Extracts from a graphics dataset
-- BEGIN --
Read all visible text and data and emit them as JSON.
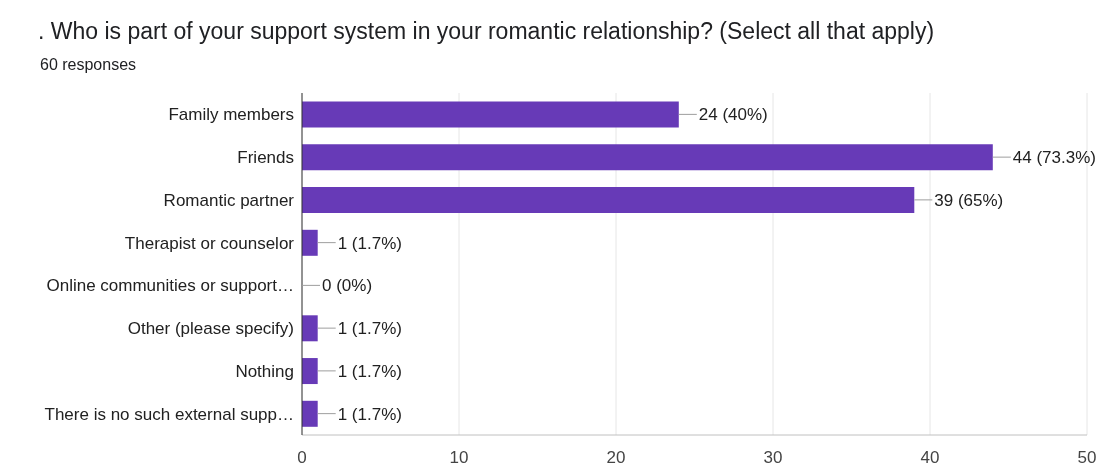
{
  "chart_data": {
    "type": "bar",
    "orientation": "horizontal",
    "title": ". Who is part of your support system in your romantic relationship? (Select all that apply)",
    "subtitle": "60 responses",
    "categories": [
      "Family members",
      "Friends",
      "Romantic partner",
      "Therapist or counselor",
      "Online communities or support…",
      "Other (please specify)",
      "Nothing",
      "There is no such external supp…"
    ],
    "values": [
      24,
      44,
      39,
      1,
      0,
      1,
      1,
      1
    ],
    "value_labels": [
      "24 (40%)",
      "44 (73.3%)",
      "39 (65%)",
      "1 (1.7%)",
      "0 (0%)",
      "1 (1.7%)",
      "1 (1.7%)",
      "1 (1.7%)"
    ],
    "color": "#673ab7",
    "xlim": [
      0,
      50
    ],
    "xticks": [
      0,
      10,
      20,
      30,
      40,
      50
    ],
    "grid": "x",
    "legend": false
  }
}
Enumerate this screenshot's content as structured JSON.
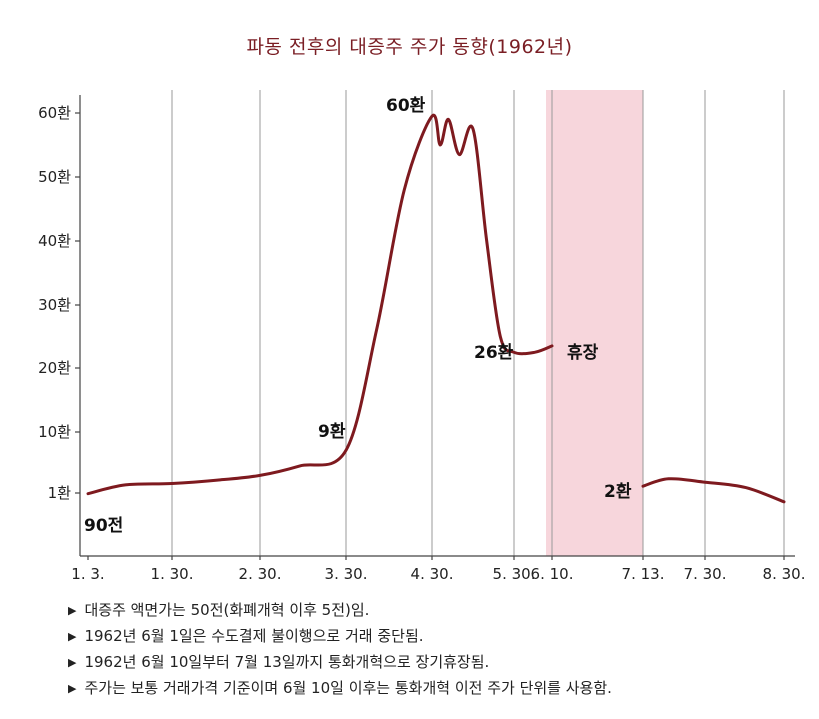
{
  "title": "파동 전후의 대증주 주가 동향(1962년)",
  "colors": {
    "line": "#7e1a1f",
    "title": "#7a1e24",
    "shade": "#f6cfd6"
  },
  "chart_data": {
    "type": "line",
    "title": "파동 전후의 대증주 주가 동향(1962년)",
    "xlabel": "",
    "ylabel": "",
    "x_ticks": [
      "1. 3.",
      "1. 30.",
      "2. 30.",
      "3. 30.",
      "4. 30.",
      "5. 30.",
      "6. 10.",
      "7. 13.",
      "7. 30.",
      "8. 30."
    ],
    "y_ticks": [
      "1환",
      "10환",
      "20환",
      "30환",
      "40환",
      "50환",
      "60환"
    ],
    "y_tick_values": [
      1,
      10,
      20,
      30,
      40,
      50,
      60
    ],
    "ylim": [
      -3,
      65
    ],
    "grid": "vertical",
    "series": [
      {
        "segment": "before-suspension",
        "points": [
          [
            "1. 3.",
            0.9
          ],
          [
            "1. 15.",
            2.2
          ],
          [
            "1. 30.",
            2.4
          ],
          [
            "2. 15.",
            2.9
          ],
          [
            "2. 30.",
            3.6
          ],
          [
            "3. 15.",
            5.0
          ],
          [
            "3. 30.",
            7.3
          ],
          [
            "4. 10.",
            26.0
          ],
          [
            "4. 20.",
            48.0
          ],
          [
            "4. 30.",
            59.5
          ],
          [
            "5. 3.",
            55.0
          ],
          [
            "5. 6.",
            59.0
          ],
          [
            "5. 10.",
            53.5
          ],
          [
            "5. 15.",
            57.5
          ],
          [
            "5. 20.",
            40.0
          ],
          [
            "5. 25.",
            25.0
          ],
          [
            "5. 30.",
            22.5
          ],
          [
            "6. 5.",
            22.5
          ],
          [
            "6. 10.",
            23.5
          ]
        ]
      },
      {
        "segment": "after-resumption",
        "points": [
          [
            "7. 13.",
            2.0
          ],
          [
            "7. 20.",
            3.1
          ],
          [
            "7. 30.",
            2.6
          ],
          [
            "8. 15.",
            1.8
          ],
          [
            "8. 30.",
            -0.3
          ]
        ]
      }
    ],
    "shaded_region": {
      "from": "6. 10.",
      "to": "7. 13.",
      "label": "휴장"
    },
    "annotations": [
      "90전",
      "9환",
      "60환",
      "26환",
      "휴장",
      "2환"
    ]
  },
  "notes": [
    "대증주 액면가는 50전(화폐개혁 이후 5전)임.",
    "1962년 6월 1일은 수도결제 불이행으로 거래 중단됨.",
    "1962년 6월 10일부터 7월 13일까지 통화개혁으로 장기휴장됨.",
    "주가는 보통 거래가격 기준이며 6월 10일 이후는 통화개혁 이전 주가 단위를 사용함."
  ],
  "note_marker": "▶"
}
-- END --
EXERCISE DIRECTIONS:
Set down the material above as is, without any pictures.

ANSWER TO THE EXERCISE:
Read all visible text and data and emit them as JSON.
{
  "chart_data": {
    "type": "bar",
    "orientation": "horizontal",
    "title": ". Who is part of your support system in your romantic relationship? (Select all that apply)",
    "subtitle": "60 responses",
    "categories": [
      "Family members",
      "Friends",
      "Romantic partner",
      "Therapist or counselor",
      "Online communities or support…",
      "Other (please specify)",
      "Nothing",
      "There is no such external supp…"
    ],
    "values": [
      24,
      44,
      39,
      1,
      0,
      1,
      1,
      1
    ],
    "value_labels": [
      "24 (40%)",
      "44 (73.3%)",
      "39 (65%)",
      "1 (1.7%)",
      "0 (0%)",
      "1 (1.7%)",
      "1 (1.7%)",
      "1 (1.7%)"
    ],
    "color": "#673ab7",
    "xlim": [
      0,
      50
    ],
    "xticks": [
      0,
      10,
      20,
      30,
      40,
      50
    ],
    "grid": "x",
    "legend": false
  }
}
Enumerate this screenshot's content as structured JSON.
{
  "title": "파동 전후의 대증주 주가 동향(1962년)",
  "colors": {
    "line": "#7e1a1f",
    "title": "#7a1e24",
    "shade": "#f6cfd6"
  },
  "chart_data": {
    "type": "line",
    "title": "파동 전후의 대증주 주가 동향(1962년)",
    "xlabel": "",
    "ylabel": "",
    "x_ticks": [
      "1. 3.",
      "1. 30.",
      "2. 30.",
      "3. 30.",
      "4. 30.",
      "5. 30.",
      "6. 10.",
      "7. 13.",
      "7. 30.",
      "8. 30."
    ],
    "y_ticks": [
      "1환",
      "10환",
      "20환",
      "30환",
      "40환",
      "50환",
      "60환"
    ],
    "y_tick_values": [
      1,
      10,
      20,
      30,
      40,
      50,
      60
    ],
    "ylim": [
      -3,
      65
    ],
    "grid": "vertical",
    "series": [
      {
        "segment": "before-suspension",
        "points": [
          [
            "1. 3.",
            0.9
          ],
          [
            "1. 15.",
            2.2
          ],
          [
            "1. 30.",
            2.4
          ],
          [
            "2. 15.",
            2.9
          ],
          [
            "2. 30.",
            3.6
          ],
          [
            "3. 15.",
            5.0
          ],
          [
            "3. 30.",
            7.3
          ],
          [
            "4. 10.",
            26.0
          ],
          [
            "4. 20.",
            48.0
          ],
          [
            "4. 30.",
            59.5
          ],
          [
            "5. 3.",
            55.0
          ],
          [
            "5. 6.",
            59.0
          ],
          [
            "5. 10.",
            53.5
          ],
          [
            "5. 15.",
            57.5
          ],
          [
            "5. 20.",
            40.0
          ],
          [
            "5. 25.",
            25.0
          ],
          [
            "5. 30.",
            22.5
          ],
          [
            "6. 5.",
            22.5
          ],
          [
            "6. 10.",
            23.5
          ]
        ]
      },
      {
        "segment": "after-resumption",
        "points": [
          [
            "7. 13.",
            2.0
          ],
          [
            "7. 20.",
            3.1
          ],
          [
            "7. 30.",
            2.6
          ],
          [
            "8. 15.",
            1.8
          ],
          [
            "8. 30.",
            -0.3
          ]
        ]
      }
    ],
    "shaded_region": {
      "from": "6. 10.",
      "to": "7. 13.",
      "label": "휴장"
    },
    "annotations": [
      "90전",
      "9환",
      "60환",
      "26환",
      "휴장",
      "2환"
    ]
  },
  "notes": [
    "대증주 액면가는 50전(화폐개혁 이후 5전)임.",
    "1962년 6월 1일은 수도결제 불이행으로 거래 중단됨.",
    "1962년 6월 10일부터 7월 13일까지 통화개혁으로 장기휴장됨.",
    "주가는 보통 거래가격 기준이며 6월 10일 이후는 통화개혁 이전 주가 단위를 사용함."
  ],
  "note_marker": "▶"
}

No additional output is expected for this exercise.